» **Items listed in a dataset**
***
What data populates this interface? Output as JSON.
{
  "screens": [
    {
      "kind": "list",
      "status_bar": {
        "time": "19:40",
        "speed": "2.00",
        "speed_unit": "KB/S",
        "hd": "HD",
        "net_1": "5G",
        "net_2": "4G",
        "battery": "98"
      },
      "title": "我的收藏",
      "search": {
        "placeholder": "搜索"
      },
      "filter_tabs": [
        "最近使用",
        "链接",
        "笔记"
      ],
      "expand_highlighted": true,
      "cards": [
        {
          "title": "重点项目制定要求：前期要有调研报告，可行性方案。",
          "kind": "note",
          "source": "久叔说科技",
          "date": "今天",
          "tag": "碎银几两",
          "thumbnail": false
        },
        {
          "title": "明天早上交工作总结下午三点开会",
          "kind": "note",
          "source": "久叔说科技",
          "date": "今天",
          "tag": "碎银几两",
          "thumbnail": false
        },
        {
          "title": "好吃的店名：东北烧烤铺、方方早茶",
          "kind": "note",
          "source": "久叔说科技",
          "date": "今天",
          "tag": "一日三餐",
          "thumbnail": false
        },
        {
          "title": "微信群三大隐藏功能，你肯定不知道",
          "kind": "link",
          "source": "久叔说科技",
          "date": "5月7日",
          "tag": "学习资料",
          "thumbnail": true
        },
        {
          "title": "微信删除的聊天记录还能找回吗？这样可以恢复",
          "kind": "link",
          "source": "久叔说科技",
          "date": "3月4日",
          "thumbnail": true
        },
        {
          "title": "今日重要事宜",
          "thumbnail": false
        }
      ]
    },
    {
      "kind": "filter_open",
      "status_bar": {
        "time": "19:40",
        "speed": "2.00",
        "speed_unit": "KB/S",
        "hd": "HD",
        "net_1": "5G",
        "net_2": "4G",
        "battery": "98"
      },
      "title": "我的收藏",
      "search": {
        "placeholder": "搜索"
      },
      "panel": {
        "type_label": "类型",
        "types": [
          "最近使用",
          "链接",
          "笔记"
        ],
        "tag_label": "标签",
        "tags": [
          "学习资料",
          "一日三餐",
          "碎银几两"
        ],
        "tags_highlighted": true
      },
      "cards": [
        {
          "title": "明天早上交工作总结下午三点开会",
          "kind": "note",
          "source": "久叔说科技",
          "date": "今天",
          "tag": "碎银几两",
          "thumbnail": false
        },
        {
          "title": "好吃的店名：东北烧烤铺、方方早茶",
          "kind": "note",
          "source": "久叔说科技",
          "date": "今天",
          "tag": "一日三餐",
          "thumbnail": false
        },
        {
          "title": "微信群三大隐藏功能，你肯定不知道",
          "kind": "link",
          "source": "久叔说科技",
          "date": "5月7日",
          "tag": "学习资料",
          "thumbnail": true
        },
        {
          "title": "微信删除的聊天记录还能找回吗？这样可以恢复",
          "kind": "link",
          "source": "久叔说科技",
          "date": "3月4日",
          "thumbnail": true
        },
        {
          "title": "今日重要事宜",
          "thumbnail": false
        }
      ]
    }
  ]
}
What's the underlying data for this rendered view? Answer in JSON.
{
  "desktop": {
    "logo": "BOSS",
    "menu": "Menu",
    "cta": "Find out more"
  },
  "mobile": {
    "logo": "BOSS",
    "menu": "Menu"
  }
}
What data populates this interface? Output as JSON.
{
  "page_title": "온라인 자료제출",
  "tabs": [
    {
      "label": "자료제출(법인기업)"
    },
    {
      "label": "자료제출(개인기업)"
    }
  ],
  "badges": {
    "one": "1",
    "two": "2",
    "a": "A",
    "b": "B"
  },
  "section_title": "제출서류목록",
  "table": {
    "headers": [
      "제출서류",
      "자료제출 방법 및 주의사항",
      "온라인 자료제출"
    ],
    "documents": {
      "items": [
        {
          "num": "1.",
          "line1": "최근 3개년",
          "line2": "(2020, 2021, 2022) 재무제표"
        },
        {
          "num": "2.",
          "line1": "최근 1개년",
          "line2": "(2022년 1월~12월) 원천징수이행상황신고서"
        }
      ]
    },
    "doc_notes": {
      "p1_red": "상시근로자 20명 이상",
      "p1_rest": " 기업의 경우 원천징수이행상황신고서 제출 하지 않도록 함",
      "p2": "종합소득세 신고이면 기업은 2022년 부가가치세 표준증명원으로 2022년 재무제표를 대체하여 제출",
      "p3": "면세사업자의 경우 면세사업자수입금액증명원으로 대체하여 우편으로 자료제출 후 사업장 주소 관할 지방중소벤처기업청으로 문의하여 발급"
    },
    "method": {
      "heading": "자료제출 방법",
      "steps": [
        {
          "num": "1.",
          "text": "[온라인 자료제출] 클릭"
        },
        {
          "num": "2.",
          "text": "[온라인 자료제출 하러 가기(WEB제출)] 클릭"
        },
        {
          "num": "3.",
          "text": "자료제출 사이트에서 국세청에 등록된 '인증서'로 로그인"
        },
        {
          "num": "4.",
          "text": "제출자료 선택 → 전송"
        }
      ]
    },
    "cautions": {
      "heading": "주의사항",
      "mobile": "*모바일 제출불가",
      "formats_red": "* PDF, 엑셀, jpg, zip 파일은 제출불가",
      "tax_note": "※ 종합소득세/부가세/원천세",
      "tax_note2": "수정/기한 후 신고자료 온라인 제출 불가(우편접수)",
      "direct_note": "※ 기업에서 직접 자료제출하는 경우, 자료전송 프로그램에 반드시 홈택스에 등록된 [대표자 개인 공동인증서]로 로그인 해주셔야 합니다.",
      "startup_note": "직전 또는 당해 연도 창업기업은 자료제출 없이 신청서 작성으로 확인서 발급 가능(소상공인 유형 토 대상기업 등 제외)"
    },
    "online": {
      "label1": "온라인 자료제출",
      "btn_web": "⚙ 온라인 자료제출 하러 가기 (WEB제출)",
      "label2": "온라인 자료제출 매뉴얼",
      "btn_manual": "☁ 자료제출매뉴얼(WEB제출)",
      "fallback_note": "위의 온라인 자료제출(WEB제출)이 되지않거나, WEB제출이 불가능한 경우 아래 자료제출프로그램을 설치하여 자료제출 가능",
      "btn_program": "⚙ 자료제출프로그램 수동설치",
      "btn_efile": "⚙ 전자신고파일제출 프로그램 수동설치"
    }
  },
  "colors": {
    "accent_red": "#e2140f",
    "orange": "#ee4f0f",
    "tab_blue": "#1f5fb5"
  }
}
***
» **Task details**
From the records above, extract every entry verbatim.

» **Solution to the problem**
What data populates this interface? Output as JSON.
{
  "screens": [
    {
      "kind": "list",
      "status_bar": {
        "time": "19:40",
        "speed": "2.00",
        "speed_unit": "KB/S",
        "hd": "HD",
        "net_1": "5G",
        "net_2": "4G",
        "battery": "98"
      },
      "title": "我的收藏",
      "search": {
        "placeholder": "搜索"
      },
      "filter_tabs": [
        "最近使用",
        "链接",
        "笔记"
      ],
      "expand_highlighted": true,
      "cards": [
        {
          "title": "重点项目制定要求：前期要有调研报告，可行性方案。",
          "kind": "note",
          "source": "久叔说科技",
          "date": "今天",
          "tag": "碎银几两",
          "thumbnail": false
        },
        {
          "title": "明天早上交工作总结下午三点开会",
          "kind": "note",
          "source": "久叔说科技",
          "date": "今天",
          "tag": "碎银几两",
          "thumbnail": false
        },
        {
          "title": "好吃的店名：东北烧烤铺、方方早茶",
          "kind": "note",
          "source": "久叔说科技",
          "date": "今天",
          "tag": "一日三餐",
          "thumbnail": false
        },
        {
          "title": "微信群三大隐藏功能，你肯定不知道",
          "kind": "link",
          "source": "久叔说科技",
          "date": "5月7日",
          "tag": "学习资料",
          "thumbnail": true
        },
        {
          "title": "微信删除的聊天记录还能找回吗？这样可以恢复",
          "kind": "link",
          "source": "久叔说科技",
          "date": "3月4日",
          "thumbnail": true
        },
        {
          "title": "今日重要事宜",
          "thumbnail": false
        }
      ]
    },
    {
      "kind": "filter_open",
      "status_bar": {
        "time": "19:40",
        "speed": "2.00",
        "speed_unit": "KB/S",
        "hd": "HD",
        "net_1": "5G",
        "net_2": "4G",
        "battery": "98"
      },
      "title": "我的收藏",
      "search": {
        "placeholder": "搜索"
      },
      "panel": {
        "type_label": "类型",
        "types": [
          "最近使用",
          "链接",
          "笔记"
        ],
        "tag_label": "标签",
        "tags": [
          "学习资料",
          "一日三餐",
          "碎银几两"
        ],
        "tags_highlighted": true
      },
      "cards": [
        {
          "title": "明天早上交工作总结下午三点开会",
          "kind": "note",
          "source": "久叔说科技",
          "date": "今天",
          "tag": "碎银几两",
          "thumbnail": false
        },
        {
          "title": "好吃的店名：东北烧烤铺、方方早茶",
          "kind": "note",
          "source": "久叔说科技",
          "date": "今天",
          "tag": "一日三餐",
          "thumbnail": false
        },
        {
          "title": "微信群三大隐藏功能，你肯定不知道",
          "kind": "link",
          "source": "久叔说科技",
          "date": "5月7日",
          "tag": "学习资料",
          "thumbnail": true
        },
        {
          "title": "微信删除的聊天记录还能找回吗？这样可以恢复",
          "kind": "link",
          "source": "久叔说科技",
          "date": "3月4日",
          "thumbnail": true
        },
        {
          "title": "今日重要事宜",
          "thumbnail": false
        }
      ]
    }
  ]
}
What's the underlying data for this rendered view? Answer in JSON.
{
  "desktop": {
    "logo": "BOSS",
    "menu": "Menu",
    "cta": "Find out more"
  },
  "mobile": {
    "logo": "BOSS",
    "menu": "Menu"
  }
}
What data populates this interface? Output as JSON.
{
  "page_title": "온라인 자료제출",
  "tabs": [
    {
      "label": "자료제출(법인기업)"
    },
    {
      "label": "자료제출(개인기업)"
    }
  ],
  "badges": {
    "one": "1",
    "two": "2",
    "a": "A",
    "b": "B"
  },
  "section_title": "제출서류목록",
  "table": {
    "headers": [
      "제출서류",
      "자료제출 방법 및 주의사항",
      "온라인 자료제출"
    ],
    "documents": {
      "items": [
        {
          "num": "1.",
          "line1": "최근 3개년",
          "line2": "(2020, 2021, 2022) 재무제표"
        },
        {
          "num": "2.",
          "line1": "최근 1개년",
          "line2": "(2022년 1월~12월) 원천징수이행상황신고서"
        }
      ]
    },
    "doc_notes": {
      "p1_red": "상시근로자 20명 이상",
      "p1_rest": " 기업의 경우 원천징수이행상황신고서 제출 하지 않도록 함",
      "p2": "종합소득세 신고이면 기업은 2022년 부가가치세 표준증명원으로 2022년 재무제표를 대체하여 제출",
      "p3": "면세사업자의 경우 면세사업자수입금액증명원으로 대체하여 우편으로 자료제출 후 사업장 주소 관할 지방중소벤처기업청으로 문의하여 발급"
    },
    "method": {
      "heading": "자료제출 방법",
      "steps": [
        {
          "num": "1.",
          "text": "[온라인 자료제출] 클릭"
        },
        {
          "num": "2.",
          "text": "[온라인 자료제출 하러 가기(WEB제출)] 클릭"
        },
        {
          "num": "3.",
          "text": "자료제출 사이트에서 국세청에 등록된 '인증서'로 로그인"
        },
        {
          "num": "4.",
          "text": "제출자료 선택 → 전송"
        }
      ]
    },
    "cautions": {
      "heading": "주의사항",
      "mobile": "*모바일 제출불가",
      "formats_red": "* PDF, 엑셀, jpg, zip 파일은 제출불가",
      "tax_note": "※ 종합소득세/부가세/원천세",
      "tax_note2": "수정/기한 후 신고자료 온라인 제출 불가(우편접수)",
      "direct_note": "※ 기업에서 직접 자료제출하는 경우, 자료전송 프로그램에 반드시 홈택스에 등록된 [대표자 개인 공동인증서]로 로그인 해주셔야 합니다.",
      "startup_note": "직전 또는 당해 연도 창업기업은 자료제출 없이 신청서 작성으로 확인서 발급 가능(소상공인 유형 토 대상기업 등 제외)"
    },
    "online": {
      "label1": "온라인 자료제출",
      "btn_web": "⚙ 온라인 자료제출 하러 가기 (WEB제출)",
      "label2": "온라인 자료제출 매뉴얼",
      "btn_manual": "☁ 자료제출매뉴얼(WEB제출)",
      "fallback_note": "위의 온라인 자료제출(WEB제출)이 되지않거나, WEB제출이 불가능한 경우 아래 자료제출프로그램을 설치하여 자료제출 가능",
      "btn_program": "⚙ 자료제출프로그램 수동설치",
      "btn_efile": "⚙ 전자신고파일제출 프로그램 수동설치"
    }
  },
  "colors": {
    "accent_red": "#e2140f",
    "orange": "#ee4f0f",
    "tab_blue": "#1f5fb5"
  }
}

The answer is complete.